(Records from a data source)
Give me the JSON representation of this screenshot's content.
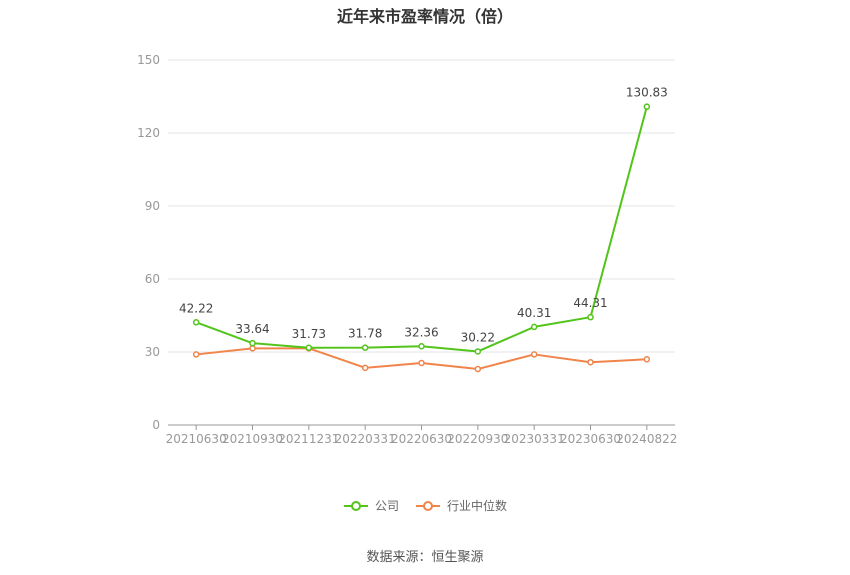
{
  "chart_data": {
    "type": "line",
    "title": "近年来市盈率情况（倍）",
    "categories": [
      "20210630",
      "20210930",
      "20211231",
      "20220331",
      "20220630",
      "20220930",
      "20230331",
      "20230630",
      "20240822"
    ],
    "series": [
      {
        "name": "公司",
        "color": "#52c41a",
        "values": [
          42.22,
          33.64,
          31.73,
          31.78,
          32.36,
          30.22,
          40.31,
          44.31,
          130.83
        ],
        "labels": [
          "42.22",
          "33.64",
          "31.73",
          "31.78",
          "32.36",
          "30.22",
          "40.31",
          "44.31",
          "130.83"
        ]
      },
      {
        "name": "行业中位数",
        "color": "#f0844a",
        "values": [
          29.0,
          31.5,
          31.5,
          23.5,
          25.5,
          23.0,
          29.0,
          25.8,
          27.0
        ]
      }
    ],
    "yticks": [
      "0",
      "30",
      "60",
      "90",
      "120",
      "150"
    ],
    "ylim": [
      0,
      150
    ],
    "grid": true,
    "legend_position": "bottom"
  },
  "source": "数据来源：恒生聚源"
}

Exercise:
Write out each line again precisely as it appears, skipping every picture.

Solution for this exercise:
Give me the JSON representation of this screenshot's content.
{
  "chart_data": {
    "type": "line",
    "title": "近年来市盈率情况（倍）",
    "categories": [
      "20210630",
      "20210930",
      "20211231",
      "20220331",
      "20220630",
      "20220930",
      "20230331",
      "20230630",
      "20240822"
    ],
    "series": [
      {
        "name": "公司",
        "color": "#52c41a",
        "values": [
          42.22,
          33.64,
          31.73,
          31.78,
          32.36,
          30.22,
          40.31,
          44.31,
          130.83
        ],
        "labels": [
          "42.22",
          "33.64",
          "31.73",
          "31.78",
          "32.36",
          "30.22",
          "40.31",
          "44.31",
          "130.83"
        ]
      },
      {
        "name": "行业中位数",
        "color": "#f0844a",
        "values": [
          29.0,
          31.5,
          31.5,
          23.5,
          25.5,
          23.0,
          29.0,
          25.8,
          27.0
        ]
      }
    ],
    "yticks": [
      "0",
      "30",
      "60",
      "90",
      "120",
      "150"
    ],
    "ylim": [
      0,
      150
    ],
    "grid": true,
    "legend_position": "bottom"
  },
  "source": "数据来源：恒生聚源"
}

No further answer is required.